= GIVEN REQUEST =
Sort through the entries below and pull out lines containing the word "Suprastini".

---+---

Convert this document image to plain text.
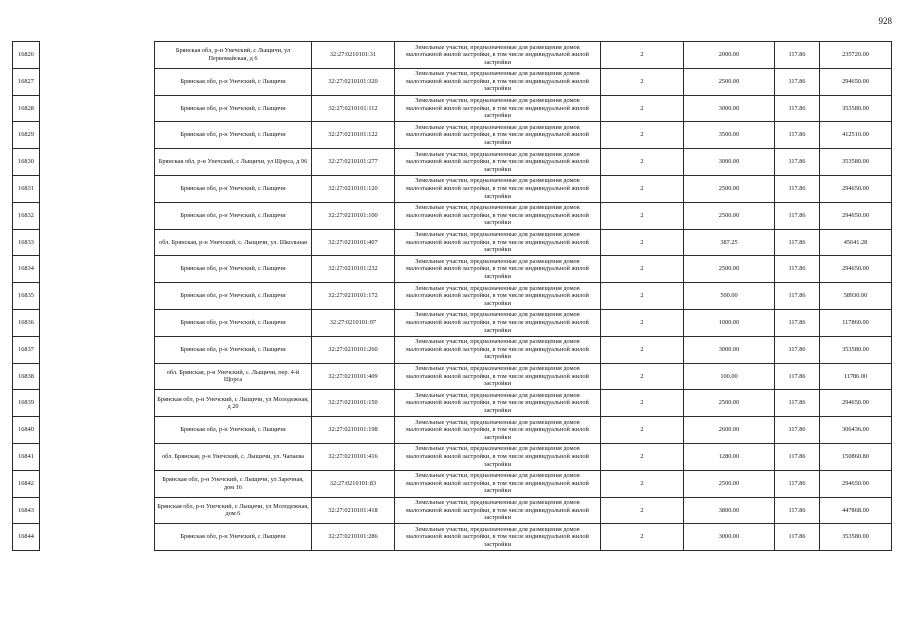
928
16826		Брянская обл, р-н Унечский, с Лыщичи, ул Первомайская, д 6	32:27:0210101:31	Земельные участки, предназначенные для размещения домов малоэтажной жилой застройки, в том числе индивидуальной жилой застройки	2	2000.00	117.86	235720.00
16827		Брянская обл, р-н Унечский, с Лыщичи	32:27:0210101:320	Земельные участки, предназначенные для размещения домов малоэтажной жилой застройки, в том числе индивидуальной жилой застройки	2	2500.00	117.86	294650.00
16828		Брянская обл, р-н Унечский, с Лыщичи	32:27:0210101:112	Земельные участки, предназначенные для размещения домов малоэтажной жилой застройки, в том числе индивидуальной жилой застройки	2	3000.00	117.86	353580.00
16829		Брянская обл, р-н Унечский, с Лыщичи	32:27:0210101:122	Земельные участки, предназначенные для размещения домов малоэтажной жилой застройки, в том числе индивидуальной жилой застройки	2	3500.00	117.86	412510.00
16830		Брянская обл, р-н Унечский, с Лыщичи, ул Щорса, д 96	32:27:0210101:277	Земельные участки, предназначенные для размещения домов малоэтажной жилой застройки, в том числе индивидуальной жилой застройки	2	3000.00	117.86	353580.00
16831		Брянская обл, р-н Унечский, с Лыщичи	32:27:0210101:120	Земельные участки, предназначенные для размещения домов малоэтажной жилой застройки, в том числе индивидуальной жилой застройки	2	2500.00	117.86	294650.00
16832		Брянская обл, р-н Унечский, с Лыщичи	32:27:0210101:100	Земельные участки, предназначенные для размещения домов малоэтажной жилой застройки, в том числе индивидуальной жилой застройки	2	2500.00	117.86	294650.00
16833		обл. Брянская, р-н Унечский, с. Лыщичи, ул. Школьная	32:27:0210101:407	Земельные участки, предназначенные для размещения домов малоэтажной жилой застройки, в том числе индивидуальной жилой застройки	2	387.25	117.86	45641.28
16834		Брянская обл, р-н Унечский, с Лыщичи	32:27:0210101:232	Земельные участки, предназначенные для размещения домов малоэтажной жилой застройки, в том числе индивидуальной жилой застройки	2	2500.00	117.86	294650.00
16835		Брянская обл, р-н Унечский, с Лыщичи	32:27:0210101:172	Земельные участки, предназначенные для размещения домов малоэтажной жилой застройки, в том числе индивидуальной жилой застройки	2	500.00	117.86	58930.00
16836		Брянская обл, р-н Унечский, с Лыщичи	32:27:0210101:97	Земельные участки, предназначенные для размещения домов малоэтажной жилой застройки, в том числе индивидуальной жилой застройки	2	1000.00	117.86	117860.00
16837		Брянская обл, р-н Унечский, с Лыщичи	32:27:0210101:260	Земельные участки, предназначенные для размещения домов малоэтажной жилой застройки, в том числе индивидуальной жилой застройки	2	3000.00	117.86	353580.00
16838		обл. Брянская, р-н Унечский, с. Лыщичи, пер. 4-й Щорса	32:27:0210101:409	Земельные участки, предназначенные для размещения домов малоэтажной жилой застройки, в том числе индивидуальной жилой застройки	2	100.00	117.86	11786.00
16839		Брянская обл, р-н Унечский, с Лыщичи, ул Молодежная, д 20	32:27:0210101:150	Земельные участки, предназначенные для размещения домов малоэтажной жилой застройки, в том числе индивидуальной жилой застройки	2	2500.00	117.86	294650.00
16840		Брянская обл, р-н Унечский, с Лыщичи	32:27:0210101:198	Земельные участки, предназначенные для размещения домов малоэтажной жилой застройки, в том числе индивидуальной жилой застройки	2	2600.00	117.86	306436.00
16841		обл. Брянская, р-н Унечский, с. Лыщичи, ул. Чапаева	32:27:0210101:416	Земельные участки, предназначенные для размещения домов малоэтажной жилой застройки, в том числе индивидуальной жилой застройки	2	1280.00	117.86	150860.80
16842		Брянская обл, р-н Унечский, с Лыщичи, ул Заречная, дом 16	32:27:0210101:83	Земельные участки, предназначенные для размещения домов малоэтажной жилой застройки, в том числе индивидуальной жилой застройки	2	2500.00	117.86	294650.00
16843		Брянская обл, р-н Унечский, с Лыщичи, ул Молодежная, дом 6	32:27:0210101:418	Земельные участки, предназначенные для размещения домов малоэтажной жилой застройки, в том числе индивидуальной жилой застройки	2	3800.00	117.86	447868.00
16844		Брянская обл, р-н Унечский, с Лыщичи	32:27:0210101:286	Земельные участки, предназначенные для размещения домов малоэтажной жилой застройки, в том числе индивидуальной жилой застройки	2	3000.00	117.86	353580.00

---+---

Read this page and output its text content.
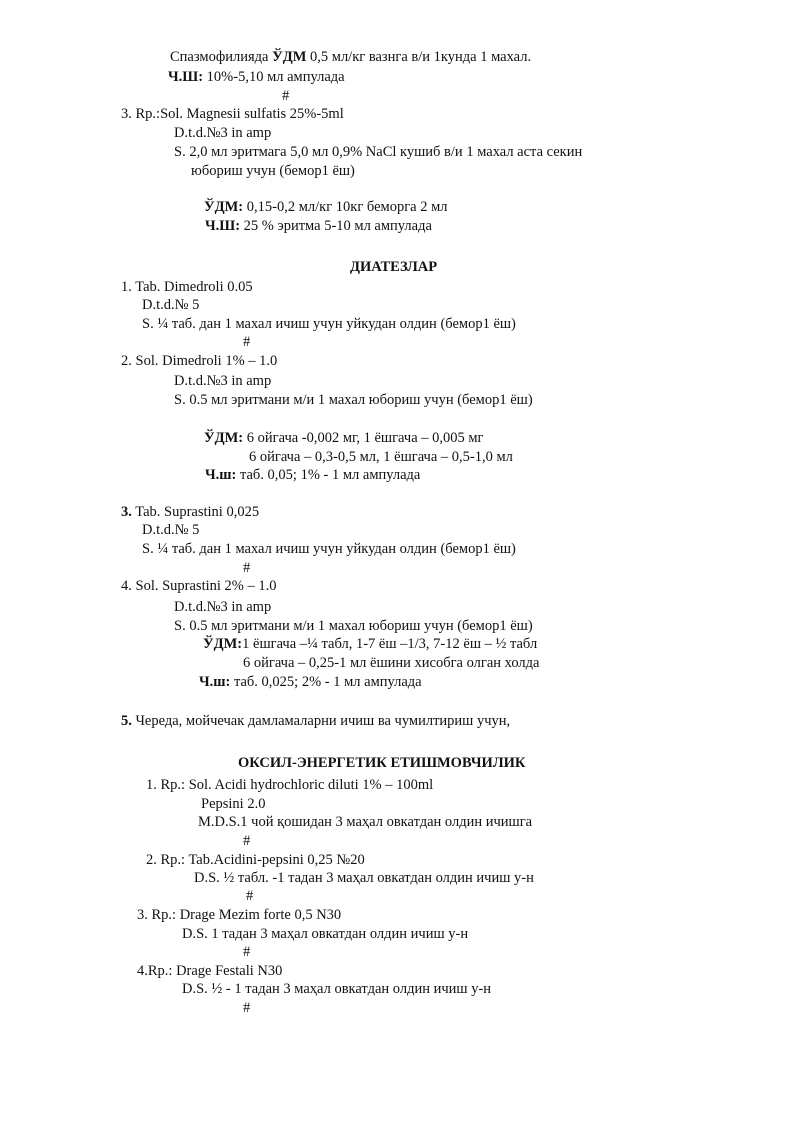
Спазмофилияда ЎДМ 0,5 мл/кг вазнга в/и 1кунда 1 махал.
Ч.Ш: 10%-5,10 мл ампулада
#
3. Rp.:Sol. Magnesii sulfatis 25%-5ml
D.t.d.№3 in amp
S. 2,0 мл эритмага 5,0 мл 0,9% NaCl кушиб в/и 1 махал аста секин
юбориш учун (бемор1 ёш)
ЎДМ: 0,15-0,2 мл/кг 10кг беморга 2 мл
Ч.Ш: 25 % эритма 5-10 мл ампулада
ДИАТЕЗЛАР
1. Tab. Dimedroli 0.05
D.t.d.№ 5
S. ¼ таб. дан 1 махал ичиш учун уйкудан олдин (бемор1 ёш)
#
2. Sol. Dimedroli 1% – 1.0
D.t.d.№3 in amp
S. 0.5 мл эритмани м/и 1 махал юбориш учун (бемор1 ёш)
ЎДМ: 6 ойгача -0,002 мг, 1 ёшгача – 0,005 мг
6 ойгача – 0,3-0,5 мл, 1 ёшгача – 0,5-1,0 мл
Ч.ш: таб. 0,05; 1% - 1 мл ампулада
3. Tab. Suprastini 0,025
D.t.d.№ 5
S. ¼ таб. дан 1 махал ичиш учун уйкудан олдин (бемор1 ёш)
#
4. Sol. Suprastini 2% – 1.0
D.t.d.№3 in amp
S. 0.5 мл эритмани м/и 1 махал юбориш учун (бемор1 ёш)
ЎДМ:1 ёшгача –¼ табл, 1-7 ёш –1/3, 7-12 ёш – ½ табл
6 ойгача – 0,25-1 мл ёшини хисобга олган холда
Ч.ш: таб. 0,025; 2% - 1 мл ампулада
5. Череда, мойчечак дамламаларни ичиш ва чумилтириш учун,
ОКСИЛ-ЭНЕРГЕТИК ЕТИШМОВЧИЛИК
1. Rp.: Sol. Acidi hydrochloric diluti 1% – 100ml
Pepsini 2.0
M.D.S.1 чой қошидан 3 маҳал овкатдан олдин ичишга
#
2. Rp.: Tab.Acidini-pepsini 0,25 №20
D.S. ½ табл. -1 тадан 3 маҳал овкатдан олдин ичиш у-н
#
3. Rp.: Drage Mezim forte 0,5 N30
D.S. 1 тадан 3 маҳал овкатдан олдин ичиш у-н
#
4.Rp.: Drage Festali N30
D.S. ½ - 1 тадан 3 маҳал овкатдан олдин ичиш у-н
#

---+---

= EXERCISE RESULT =
3. Tab. Suprastini 0,025
4. Sol. Suprastini 2% – 1.0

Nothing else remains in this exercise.